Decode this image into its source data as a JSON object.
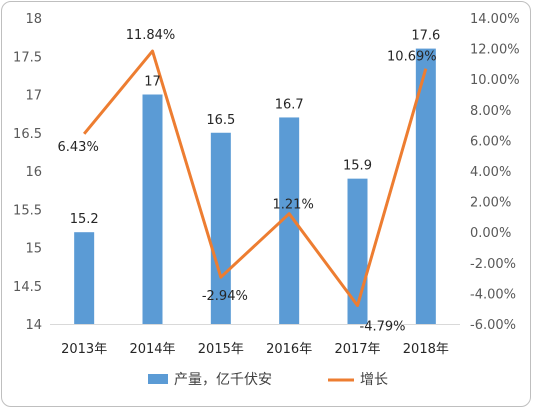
{
  "chart_data": {
    "type": "bar",
    "categories": [
      "2013年",
      "2014年",
      "2015年",
      "2016年",
      "2017年",
      "2018年"
    ],
    "series": [
      {
        "name": "产量，亿千伏安",
        "type": "bar",
        "axis": "left",
        "color": "#5B9BD5",
        "values": [
          15.2,
          17,
          16.5,
          16.7,
          15.9,
          17.6
        ],
        "labels": [
          "15.2",
          "17",
          "16.5",
          "16.7",
          "15.9",
          "17.6"
        ]
      },
      {
        "name": "增长",
        "type": "line",
        "axis": "right",
        "color": "#ED7D31",
        "values": [
          6.43,
          11.84,
          -2.94,
          1.21,
          -4.79,
          10.69
        ],
        "labels": [
          "6.43%",
          "11.84%",
          "-2.94%",
          "1.21%",
          "-4.79%",
          "10.69%"
        ]
      }
    ],
    "y_left": {
      "range": [
        14,
        18
      ],
      "ticks": [
        "14",
        "14.5",
        "15",
        "15.5",
        "16",
        "16.5",
        "17",
        "17.5",
        "18"
      ]
    },
    "y_right": {
      "range": [
        -6,
        14
      ],
      "ticks": [
        "-6.00%",
        "-4.00%",
        "-2.00%",
        "0.00%",
        "2.00%",
        "4.00%",
        "6.00%",
        "8.00%",
        "10.00%",
        "12.00%",
        "14.00%"
      ]
    },
    "legend": [
      "产量，亿千伏安",
      "增长"
    ],
    "legend_position": "bottom",
    "grid": false
  }
}
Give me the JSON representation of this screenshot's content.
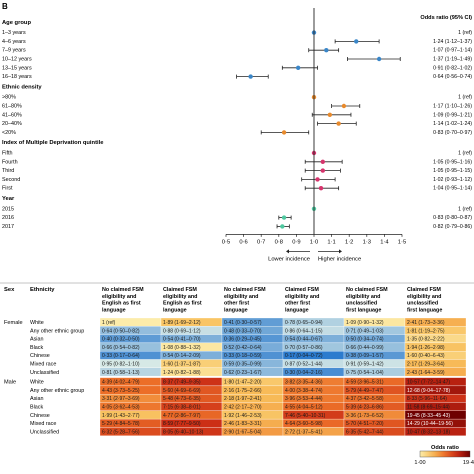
{
  "chart_data": [
    {
      "type": "scatter",
      "panel_label": "B",
      "column_header": "Odds ratio (95% CI)",
      "xlim": [
        0.5,
        1.5
      ],
      "x_ticks": [
        "0·5",
        "0·6",
        "0·7",
        "0·8",
        "0·9",
        "1·0",
        "1·1",
        "1·2",
        "1·3",
        "1·4",
        "1·5"
      ],
      "annotation_left": "Lower incidence",
      "annotation_right": "Higher incidence",
      "groups": [
        {
          "title": "Age group",
          "rows": [
            {
              "label": "1–3 years",
              "or": 1.0,
              "lo": 1.0,
              "hi": 1.0,
              "text": "1 (ref)"
            },
            {
              "label": "4–6 years",
              "or": 1.24,
              "lo": 1.12,
              "hi": 1.37,
              "text": "1·24 (1·12–1·37)"
            },
            {
              "label": "7–9 years",
              "or": 1.07,
              "lo": 0.97,
              "hi": 1.14,
              "text": "1·07 (0·97–1·14)"
            },
            {
              "label": "10–12 years",
              "or": 1.37,
              "lo": 1.19,
              "hi": 1.49,
              "text": "1·37 (1·19–1·49)"
            },
            {
              "label": "13–15 years",
              "or": 0.91,
              "lo": 0.82,
              "hi": 1.02,
              "text": "0·91 (0·82–1·02)"
            },
            {
              "label": "16–18 years",
              "or": 0.64,
              "lo": 0.56,
              "hi": 0.74,
              "text": "0·64 (0·56–0·74)"
            }
          ]
        },
        {
          "title": "Ethnic density",
          "rows": [
            {
              "label": ">80%",
              "or": 1.0,
              "lo": 1.0,
              "hi": 1.0,
              "text": "1 (ref)"
            },
            {
              "label": "61–80%",
              "or": 1.17,
              "lo": 1.1,
              "hi": 1.26,
              "text": "1·17 (1·10–1·26)"
            },
            {
              "label": "41–60%",
              "or": 1.09,
              "lo": 0.99,
              "hi": 1.21,
              "text": "1·09 (0·99–1·21)"
            },
            {
              "label": "20–40%",
              "or": 1.14,
              "lo": 1.02,
              "hi": 1.24,
              "text": "1·14 (1·02–1·24)"
            },
            {
              "label": "<20%",
              "or": 0.83,
              "lo": 0.7,
              "hi": 0.97,
              "text": "0·83 (0·70–0·97)"
            }
          ]
        },
        {
          "title": "Index of Multiple Deprivation quintile",
          "rows": [
            {
              "label": "Fifth",
              "or": 1.0,
              "lo": 1.0,
              "hi": 1.0,
              "text": "1 (ref)"
            },
            {
              "label": "Fourth",
              "or": 1.05,
              "lo": 0.95,
              "hi": 1.16,
              "text": "1·05 (0·95–1·16)"
            },
            {
              "label": "Third",
              "or": 1.05,
              "lo": 0.95,
              "hi": 1.15,
              "text": "1·05 (0·95–1·15)"
            },
            {
              "label": "Second",
              "or": 1.02,
              "lo": 0.93,
              "hi": 1.12,
              "text": "1·02 (0·93–1·12)"
            },
            {
              "label": "First",
              "or": 1.04,
              "lo": 0.95,
              "hi": 1.14,
              "text": "1·04 (0·95–1·14)"
            }
          ]
        },
        {
          "title": "Year",
          "rows": [
            {
              "label": "2015",
              "or": 1.0,
              "lo": 1.0,
              "hi": 1.0,
              "text": "1 (ref)"
            },
            {
              "label": "2016",
              "or": 0.83,
              "lo": 0.8,
              "hi": 0.87,
              "text": "0·83 (0·80–0·87)"
            },
            {
              "label": "2017",
              "or": 0.82,
              "lo": 0.79,
              "hi": 0.86,
              "text": "0·82 (0·79–0·86)"
            }
          ]
        }
      ],
      "group_colors": [
        "#3a86c8",
        "#e88a2c",
        "#d6336c",
        "#4fc9a0"
      ]
    },
    {
      "type": "heatmap",
      "row_headers": [
        "Sex",
        "Ethnicity"
      ],
      "columns": [
        "No claimed FSM eligibility and English as first language",
        "Claimed FSM eligibility and English as first language",
        "No claimed FSM eligibility and other first language",
        "Claimed FSM eligibility and other first language",
        "No claimed FSM eligibility and unclassified first language",
        "Claimed FSM eligibility and unclassified first language"
      ],
      "sexes": [
        {
          "label": "Female",
          "rows": [
            {
              "ethnicity": "White",
              "cells": [
                {
                  "v": 1.0,
                  "t": "1 (ref)"
                },
                {
                  "v": 1.89,
                  "t": "1·89 (1·69–2·12)"
                },
                {
                  "v": 0.41,
                  "t": "0·41 (0·30–0·57)"
                },
                {
                  "v": 0.78,
                  "t": "0·78 (0·65–0·94)"
                },
                {
                  "v": 1.09,
                  "t": "1·09 (0·90–1·32)"
                },
                {
                  "v": 2.41,
                  "t": "2·41 (1·73–3·36)"
                }
              ]
            },
            {
              "ethnicity": "Any other ethnic group",
              "cells": [
                {
                  "v": 0.64,
                  "t": "0·64 (0·50–0·82)"
                },
                {
                  "v": 0.88,
                  "t": "0·88 (0·69–1·12)"
                },
                {
                  "v": 0.48,
                  "t": "0·48 (0·33–0·70)"
                },
                {
                  "v": 0.86,
                  "t": "0·86 (0·64–1·15)"
                },
                {
                  "v": 0.71,
                  "t": "0·71 (0·49–1·03)"
                },
                {
                  "v": 1.81,
                  "t": "1·81 (1·19–2·75)"
                }
              ]
            },
            {
              "ethnicity": "Asian",
              "cells": [
                {
                  "v": 0.4,
                  "t": "0·40 (0·32–0·50)"
                },
                {
                  "v": 0.54,
                  "t": "0·54 (0·41–0·70)"
                },
                {
                  "v": 0.36,
                  "t": "0·36 (0·29–0·45)"
                },
                {
                  "v": 0.54,
                  "t": "0·54 (0·44–0·67)"
                },
                {
                  "v": 0.5,
                  "t": "0·50 (0·34–0·74)"
                },
                {
                  "v": 1.35,
                  "t": "1·35 (0·82–2·22)"
                }
              ]
            },
            {
              "ethnicity": "Black",
              "cells": [
                {
                  "v": 0.66,
                  "t": "0·66 (0·54–0·82)"
                },
                {
                  "v": 1.08,
                  "t": "1·08 (0·88–1·32)"
                },
                {
                  "v": 0.52,
                  "t": "0·52 (0·42–0·64)"
                },
                {
                  "v": 0.7,
                  "t": "0·70 (0·57–0·86)"
                },
                {
                  "v": 0.66,
                  "t": "0·66 (0·44–0·99)"
                },
                {
                  "v": 1.94,
                  "t": "1·94 (1·26–2·98)"
                }
              ]
            },
            {
              "ethnicity": "Chinese",
              "cells": [
                {
                  "v": 0.33,
                  "t": "0·33 (0·17–0·64)"
                },
                {
                  "v": 0.54,
                  "t": "0·54 (0·14–2·09)"
                },
                {
                  "v": 0.33,
                  "t": "0·33 (0·18–0·59)"
                },
                {
                  "v": 0.17,
                  "t": "0·17 (0·04–0·72)"
                },
                {
                  "v": 0.38,
                  "t": "0·38 (0·09–1·57)"
                },
                {
                  "v": 1.6,
                  "t": "1·60 (0·40–6·43)"
                }
              ]
            },
            {
              "ethnicity": "Mixed race",
              "cells": [
                {
                  "v": 0.95,
                  "t": "0·95 (0·82–1·10)"
                },
                {
                  "v": 1.6,
                  "t": "1·60 (1·37–1·87)"
                },
                {
                  "v": 0.59,
                  "t": "0·59 (0·35–0·99)"
                },
                {
                  "v": 0.87,
                  "t": "0·87 (0·52–1·44)"
                },
                {
                  "v": 0.91,
                  "t": "0·91 (0·59–1·42)"
                },
                {
                  "v": 2.17,
                  "t": "2·17 (1·29–3·64)"
                }
              ]
            },
            {
              "ethnicity": "Unclassified",
              "cells": [
                {
                  "v": 0.81,
                  "t": "0·81 (0·58–1·13)"
                },
                {
                  "v": 1.24,
                  "t": "1·24 (0·82–1·88)"
                },
                {
                  "v": 0.62,
                  "t": "0·62 (0·23–1·67)"
                },
                {
                  "v": 0.3,
                  "t": "0·30 (0·04–2·16)"
                },
                {
                  "v": 0.75,
                  "t": "0·75 (0·54–1·04)"
                },
                {
                  "v": 2.43,
                  "t": "2·43 (1·64–3·59)"
                }
              ]
            }
          ]
        },
        {
          "label": "Male",
          "rows": [
            {
              "ethnicity": "White",
              "cells": [
                {
                  "v": 4.39,
                  "t": "4·39 (4·02–4·79)"
                },
                {
                  "v": 8.37,
                  "t": "8·37 (7·49–9·35)"
                },
                {
                  "v": 1.8,
                  "t": "1·80 (1·47–2·20)"
                },
                {
                  "v": 3.82,
                  "t": "3·82 (3·35–4·36)"
                },
                {
                  "v": 4.59,
                  "t": "4·59 (3·96–5·31)"
                },
                {
                  "v": 10.57,
                  "t": "10·57 (7·72–14·47)"
                }
              ]
            },
            {
              "ethnicity": "Any other ethnic group",
              "cells": [
                {
                  "v": 4.43,
                  "t": "4·43 (3·73–5·25)"
                },
                {
                  "v": 5.6,
                  "t": "5·60 (4·69–6·69)"
                },
                {
                  "v": 2.16,
                  "t": "2·16 (1·75–2·66)"
                },
                {
                  "v": 4.0,
                  "t": "4·00 (3·38–4·74)"
                },
                {
                  "v": 5.79,
                  "t": "5·79 (4·49–7·47)"
                },
                {
                  "v": 12.68,
                  "t": "12·68 (9·04–17·78)"
                }
              ]
            },
            {
              "ethnicity": "Asian",
              "cells": [
                {
                  "v": 3.31,
                  "t": "3·31 (2·97–3·69)"
                },
                {
                  "v": 5.48,
                  "t": "5·48 (4·73–6·35)"
                },
                {
                  "v": 2.18,
                  "t": "2·18 (1·97–2·41)"
                },
                {
                  "v": 3.96,
                  "t": "3·96 (3·53–4·44)"
                },
                {
                  "v": 4.37,
                  "t": "4·37 (3·42–5·58)"
                },
                {
                  "v": 8.33,
                  "t": "8·33 (5·96–11·64)"
                }
              ]
            },
            {
              "ethnicity": "Black",
              "cells": [
                {
                  "v": 4.05,
                  "t": "4·05 (3·62–4·53)"
                },
                {
                  "v": 7.15,
                  "t": "7·15 (6·38–8·01)"
                },
                {
                  "v": 2.42,
                  "t": "2·42 (2·17–2·70)"
                },
                {
                  "v": 4.55,
                  "t": "4·55 (4·04–5·12)"
                },
                {
                  "v": 5.39,
                  "t": "5·39 (4·23–6·86)"
                },
                {
                  "v": 11.58,
                  "t": "11·58 (8·69–15·44)"
                }
              ]
            },
            {
              "ethnicity": "Chinese",
              "cells": [
                {
                  "v": 1.99,
                  "t": "1·99 (1·43–2·77)"
                },
                {
                  "v": 4.77,
                  "t": "4·77 (2·86–7·97)"
                },
                {
                  "v": 1.92,
                  "t": "1·92 (1·46–2·53)"
                },
                {
                  "v": 7.46,
                  "t": "7·46 (5·40–10·31)"
                },
                {
                  "v": 3.36,
                  "t": "3·36 (1·73–6·52)"
                },
                {
                  "v": 19.45,
                  "t": "19·45 (8·33–45·43)"
                }
              ]
            },
            {
              "ethnicity": "Mixed race",
              "cells": [
                {
                  "v": 5.29,
                  "t": "5·29 (4·84–5·78)"
                },
                {
                  "v": 8.59,
                  "t": "8·59 (7·77–9·50)"
                },
                {
                  "v": 2.46,
                  "t": "2·46 (1·83–3·31)"
                },
                {
                  "v": 4.64,
                  "t": "4·64 (3·60–5·98)"
                },
                {
                  "v": 5.7,
                  "t": "5·70 (4·51–7·20)"
                },
                {
                  "v": 14.29,
                  "t": "14·29 (10·44–19·56)"
                }
              ]
            },
            {
              "ethnicity": "Unclassified",
              "cells": [
                {
                  "v": 6.32,
                  "t": "6·32 (5·28–7·56)"
                },
                {
                  "v": 8.05,
                  "t": "8·05 (6·40–10·13)"
                },
                {
                  "v": 2.9,
                  "t": "2·90 (1·67–5·04)"
                },
                {
                  "v": 2.72,
                  "t": "2·72 (1·37–5·41)"
                },
                {
                  "v": 6.35,
                  "t": "6·35 (5·42–7·44)"
                },
                {
                  "v": 10.47,
                  "t": "10·47 (8·32–13·18)"
                }
              ]
            }
          ]
        }
      ],
      "legend": {
        "title": "Odds ratio",
        "min_label": "1·00",
        "max_label": "19·45",
        "min": 1.0,
        "max": 19.45
      }
    }
  ]
}
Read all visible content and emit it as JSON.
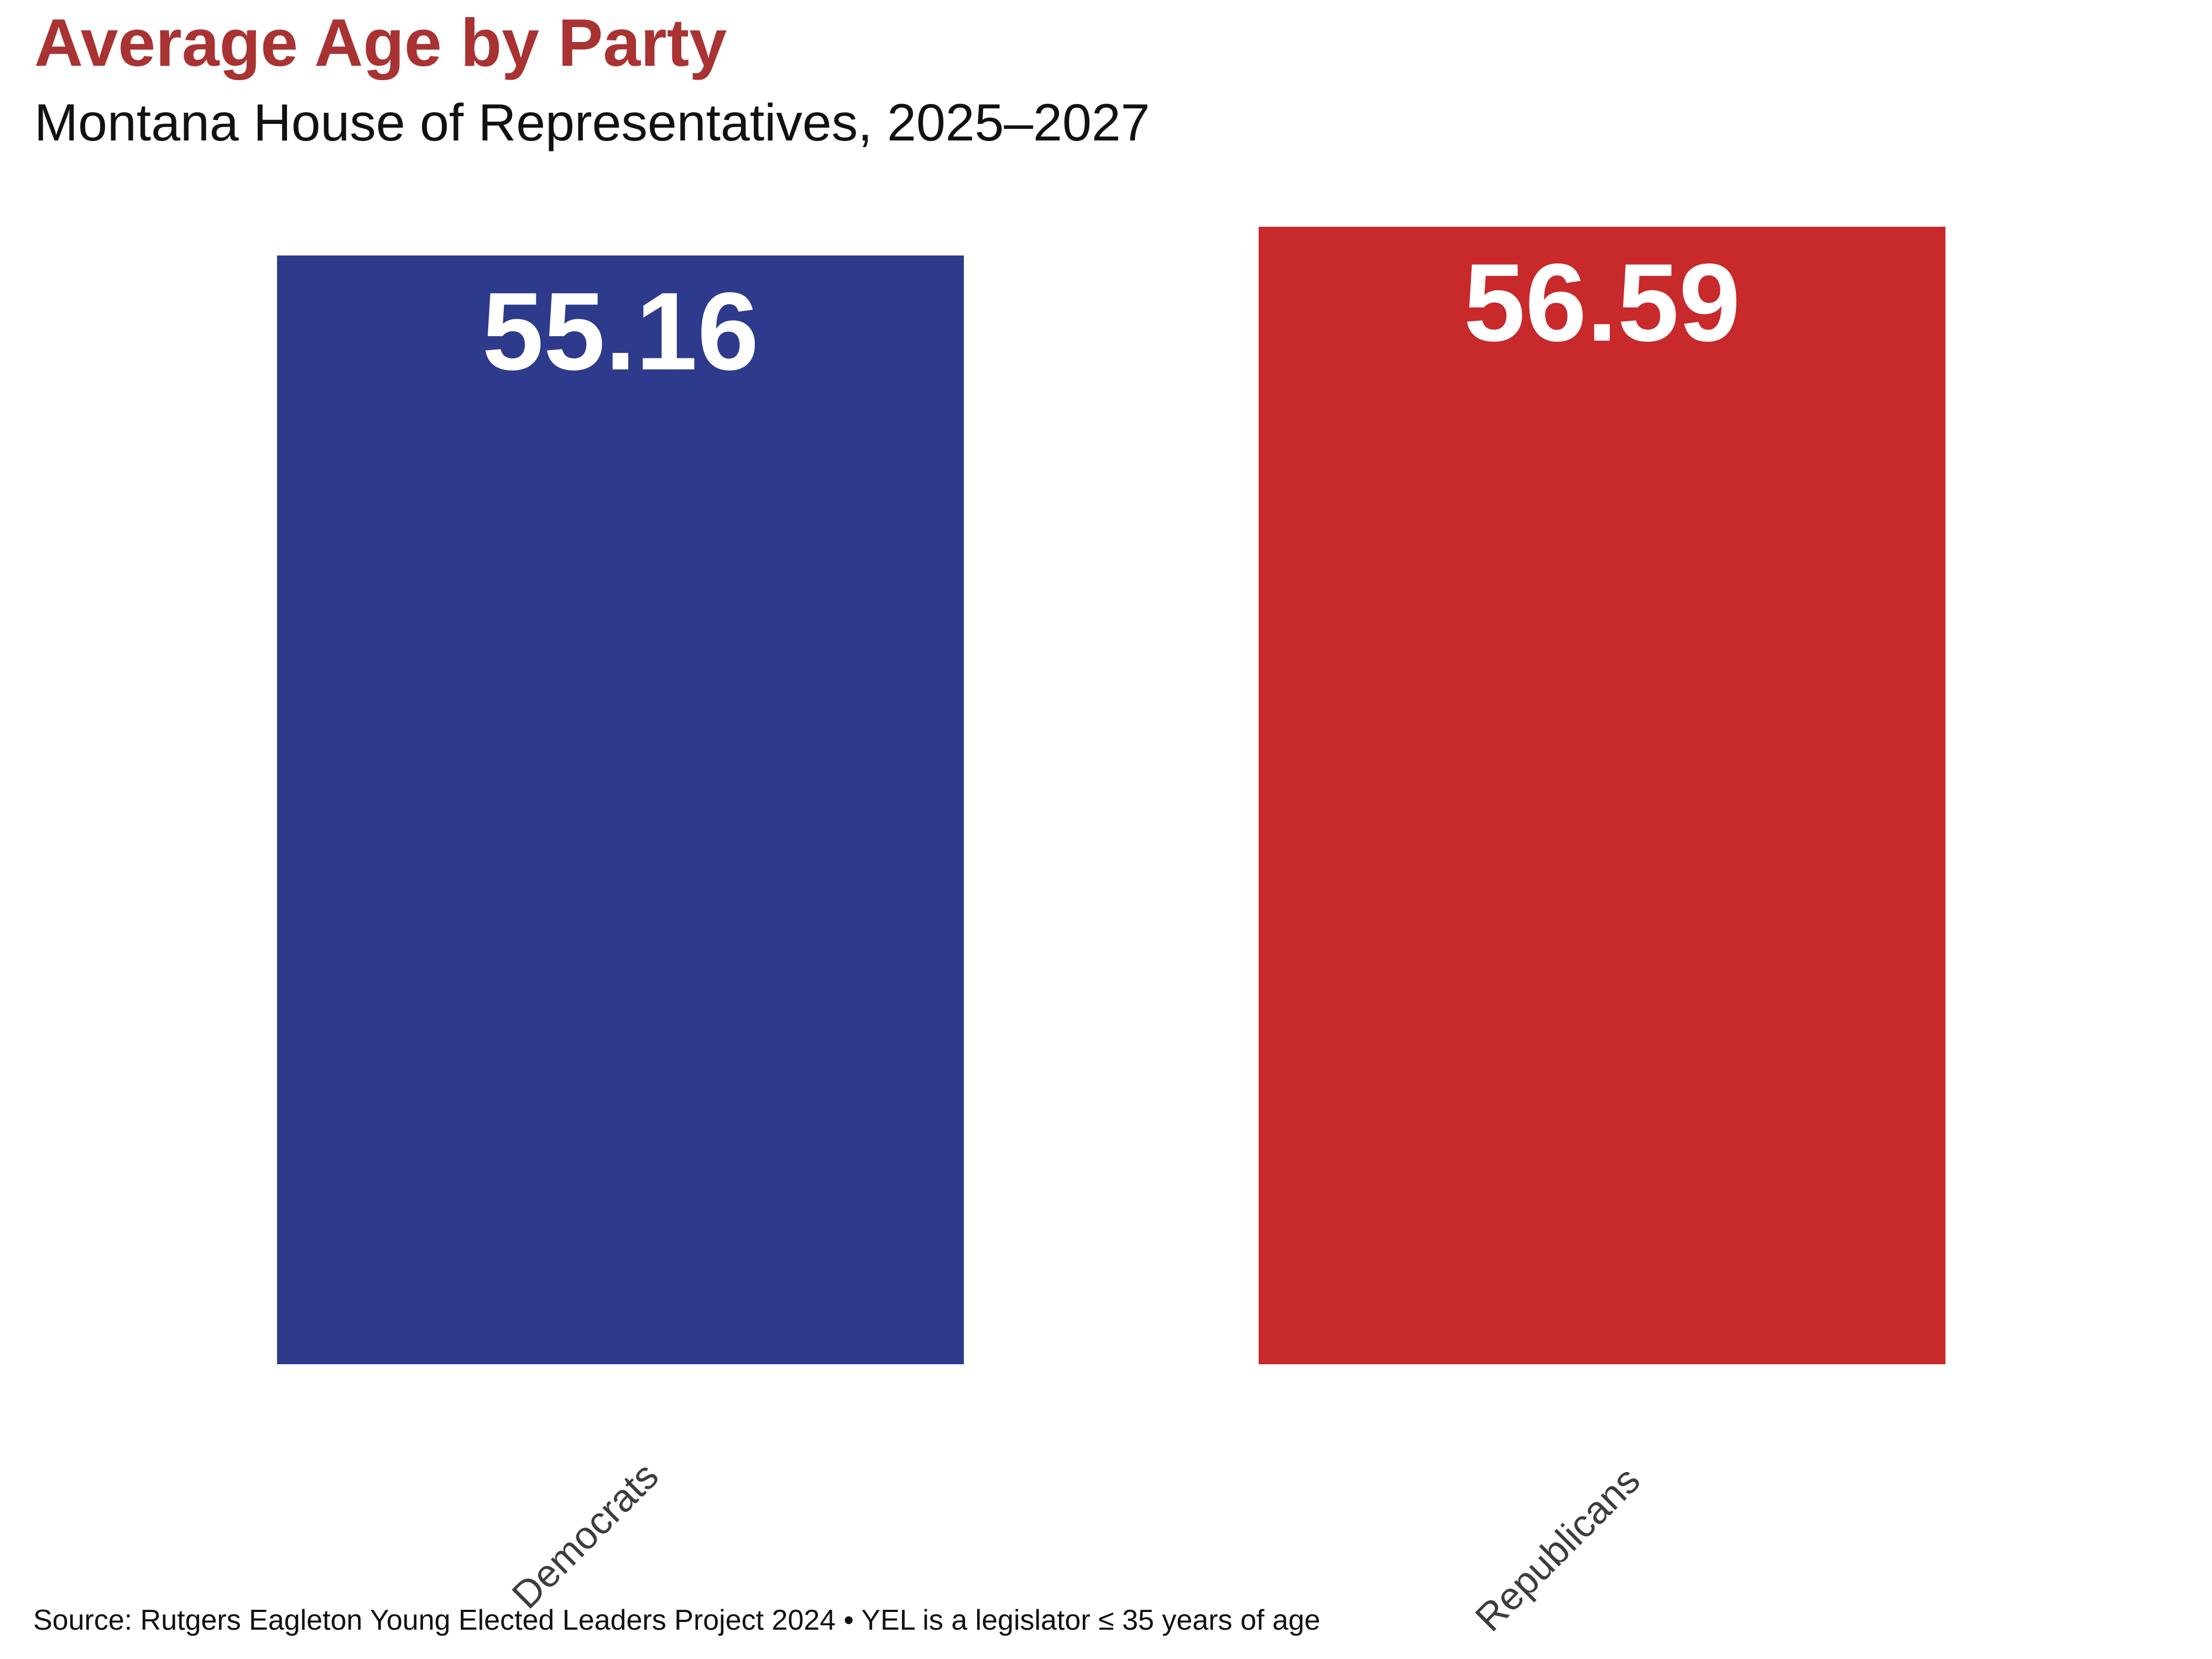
+---+
• [TASK DETAILS]: Pull out all lines containing "Odds".

• [ANSWER TO THE TASK]:
      "column_header": "Odds ratio (95% CI)",
        "title": "Odds ratio",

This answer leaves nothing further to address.